■ WHAT TO WORK ON
Please state what the abstract calls regions of the interaction network where a significant gap between high scoring and low scoring interactions is observed.

Abstract
Protein interaction networks are widely used in computational biology as a graphical means of representing higher-level systemic functions in a computable form. Although, many algorithms exist that seamlessly collect and measure protein interaction information in network models, they often do not provide novel mechanistic insights using quantitative criteria. Measuring information content and knowledge representation in network models about disease mechanisms becomes crucial particularly when exploring new target candidates in a well-defined functional context of a potential disease mechanism. To this end, we have developed a knowledge-based scoring approach that uses literature-derived protein interaction features to quantify protein interaction confidence. Thereby, we introduce the novel concept of knowledge cliffs, regions of the interaction network where a significant gap between high scoring and low scoring interactions is observed, representing a divide between established and emerging knowledge on disease mechanism. To show the application of this approach, we constructed and assessed reliability of a protein-protein interaction model specific to Alzheimer’s disease, which led to screening, and prioritization of four novel protein candidates. Evaluation of the identified candidates showed that two of them are already followed in clinical trials for testing potential AD drugs.

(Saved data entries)
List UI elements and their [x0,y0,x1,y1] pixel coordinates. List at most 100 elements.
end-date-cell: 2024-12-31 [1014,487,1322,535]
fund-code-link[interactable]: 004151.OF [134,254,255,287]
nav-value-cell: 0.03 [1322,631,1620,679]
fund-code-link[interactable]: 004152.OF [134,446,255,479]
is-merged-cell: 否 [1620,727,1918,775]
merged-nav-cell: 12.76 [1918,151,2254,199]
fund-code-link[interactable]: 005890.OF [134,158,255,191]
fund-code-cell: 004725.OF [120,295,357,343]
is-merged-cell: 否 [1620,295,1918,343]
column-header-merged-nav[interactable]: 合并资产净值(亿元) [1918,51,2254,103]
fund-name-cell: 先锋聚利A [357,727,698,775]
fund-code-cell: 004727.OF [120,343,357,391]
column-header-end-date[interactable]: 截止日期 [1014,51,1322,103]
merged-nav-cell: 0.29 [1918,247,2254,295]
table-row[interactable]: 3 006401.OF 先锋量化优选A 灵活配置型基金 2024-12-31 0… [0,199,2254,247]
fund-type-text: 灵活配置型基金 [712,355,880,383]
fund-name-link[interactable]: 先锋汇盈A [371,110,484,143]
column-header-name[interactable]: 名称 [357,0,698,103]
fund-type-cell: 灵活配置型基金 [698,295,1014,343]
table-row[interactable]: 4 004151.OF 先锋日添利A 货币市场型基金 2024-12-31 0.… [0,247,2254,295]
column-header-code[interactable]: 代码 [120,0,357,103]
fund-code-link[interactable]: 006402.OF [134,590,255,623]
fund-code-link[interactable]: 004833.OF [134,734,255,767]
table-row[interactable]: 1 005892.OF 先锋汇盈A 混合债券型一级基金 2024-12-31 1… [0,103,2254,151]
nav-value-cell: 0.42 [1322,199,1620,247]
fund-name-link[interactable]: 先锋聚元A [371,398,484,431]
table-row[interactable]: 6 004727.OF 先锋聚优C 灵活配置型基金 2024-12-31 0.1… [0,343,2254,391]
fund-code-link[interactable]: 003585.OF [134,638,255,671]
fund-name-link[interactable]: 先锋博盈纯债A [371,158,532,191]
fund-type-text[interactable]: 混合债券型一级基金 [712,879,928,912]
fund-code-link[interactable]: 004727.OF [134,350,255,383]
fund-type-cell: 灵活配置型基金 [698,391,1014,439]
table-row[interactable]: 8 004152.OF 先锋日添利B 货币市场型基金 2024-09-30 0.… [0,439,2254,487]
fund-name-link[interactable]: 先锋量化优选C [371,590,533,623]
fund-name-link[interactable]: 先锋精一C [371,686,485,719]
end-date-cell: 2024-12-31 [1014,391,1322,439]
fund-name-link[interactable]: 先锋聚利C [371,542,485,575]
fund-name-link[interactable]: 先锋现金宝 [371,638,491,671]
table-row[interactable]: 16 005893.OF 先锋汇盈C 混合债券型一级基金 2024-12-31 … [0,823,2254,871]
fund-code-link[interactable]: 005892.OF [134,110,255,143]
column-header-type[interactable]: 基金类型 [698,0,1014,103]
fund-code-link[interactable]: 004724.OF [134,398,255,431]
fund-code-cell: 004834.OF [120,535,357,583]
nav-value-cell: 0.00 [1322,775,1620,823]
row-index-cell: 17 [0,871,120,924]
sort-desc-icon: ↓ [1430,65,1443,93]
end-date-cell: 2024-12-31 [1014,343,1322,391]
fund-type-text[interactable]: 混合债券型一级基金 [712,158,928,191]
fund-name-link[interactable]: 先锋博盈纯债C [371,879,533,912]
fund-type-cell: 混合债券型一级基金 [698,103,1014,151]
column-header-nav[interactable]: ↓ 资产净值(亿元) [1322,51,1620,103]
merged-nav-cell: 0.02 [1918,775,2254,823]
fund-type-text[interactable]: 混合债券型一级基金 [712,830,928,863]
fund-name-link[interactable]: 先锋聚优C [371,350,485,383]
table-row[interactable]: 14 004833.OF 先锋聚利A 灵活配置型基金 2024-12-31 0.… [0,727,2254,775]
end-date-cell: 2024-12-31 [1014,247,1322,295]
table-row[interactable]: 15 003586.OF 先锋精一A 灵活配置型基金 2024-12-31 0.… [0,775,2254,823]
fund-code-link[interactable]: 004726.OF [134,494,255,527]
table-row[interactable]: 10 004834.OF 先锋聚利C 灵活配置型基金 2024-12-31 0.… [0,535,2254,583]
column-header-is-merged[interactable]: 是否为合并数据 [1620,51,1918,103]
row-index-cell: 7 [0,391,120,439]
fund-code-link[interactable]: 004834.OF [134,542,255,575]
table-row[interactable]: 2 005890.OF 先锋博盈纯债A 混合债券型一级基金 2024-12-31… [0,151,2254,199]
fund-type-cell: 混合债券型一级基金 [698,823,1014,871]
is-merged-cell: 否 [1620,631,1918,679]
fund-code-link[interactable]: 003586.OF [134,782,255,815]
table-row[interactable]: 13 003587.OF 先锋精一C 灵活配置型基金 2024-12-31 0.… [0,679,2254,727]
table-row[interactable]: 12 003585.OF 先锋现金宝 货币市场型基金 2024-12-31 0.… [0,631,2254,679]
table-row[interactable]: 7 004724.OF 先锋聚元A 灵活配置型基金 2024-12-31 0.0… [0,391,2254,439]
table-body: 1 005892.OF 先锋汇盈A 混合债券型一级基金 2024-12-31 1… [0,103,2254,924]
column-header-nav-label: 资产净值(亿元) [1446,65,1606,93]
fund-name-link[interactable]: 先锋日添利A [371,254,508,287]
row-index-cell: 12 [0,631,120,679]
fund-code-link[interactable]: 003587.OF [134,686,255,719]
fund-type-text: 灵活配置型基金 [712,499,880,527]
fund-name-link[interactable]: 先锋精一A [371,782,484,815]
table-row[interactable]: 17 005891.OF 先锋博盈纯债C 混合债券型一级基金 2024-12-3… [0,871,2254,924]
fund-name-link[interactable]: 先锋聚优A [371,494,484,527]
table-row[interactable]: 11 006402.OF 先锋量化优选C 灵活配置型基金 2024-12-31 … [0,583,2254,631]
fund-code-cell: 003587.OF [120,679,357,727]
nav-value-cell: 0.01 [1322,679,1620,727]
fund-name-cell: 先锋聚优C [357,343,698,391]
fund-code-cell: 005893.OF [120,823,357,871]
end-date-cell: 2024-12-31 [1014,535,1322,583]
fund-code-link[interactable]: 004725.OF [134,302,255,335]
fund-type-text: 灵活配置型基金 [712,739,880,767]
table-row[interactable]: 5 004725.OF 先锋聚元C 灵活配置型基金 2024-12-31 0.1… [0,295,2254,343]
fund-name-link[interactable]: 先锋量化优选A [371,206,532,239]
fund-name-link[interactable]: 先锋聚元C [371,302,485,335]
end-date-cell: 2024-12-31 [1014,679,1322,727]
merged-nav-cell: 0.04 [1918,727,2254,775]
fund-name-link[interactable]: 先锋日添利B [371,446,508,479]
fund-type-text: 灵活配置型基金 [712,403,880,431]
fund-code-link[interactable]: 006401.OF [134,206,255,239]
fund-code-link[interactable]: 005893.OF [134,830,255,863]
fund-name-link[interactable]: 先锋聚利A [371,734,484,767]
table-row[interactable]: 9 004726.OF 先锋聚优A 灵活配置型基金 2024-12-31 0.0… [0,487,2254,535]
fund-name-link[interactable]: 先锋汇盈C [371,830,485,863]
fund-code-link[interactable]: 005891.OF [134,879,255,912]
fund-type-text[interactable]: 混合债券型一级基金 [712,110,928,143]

■ TASK OUTPUT
Knowledge cliffs.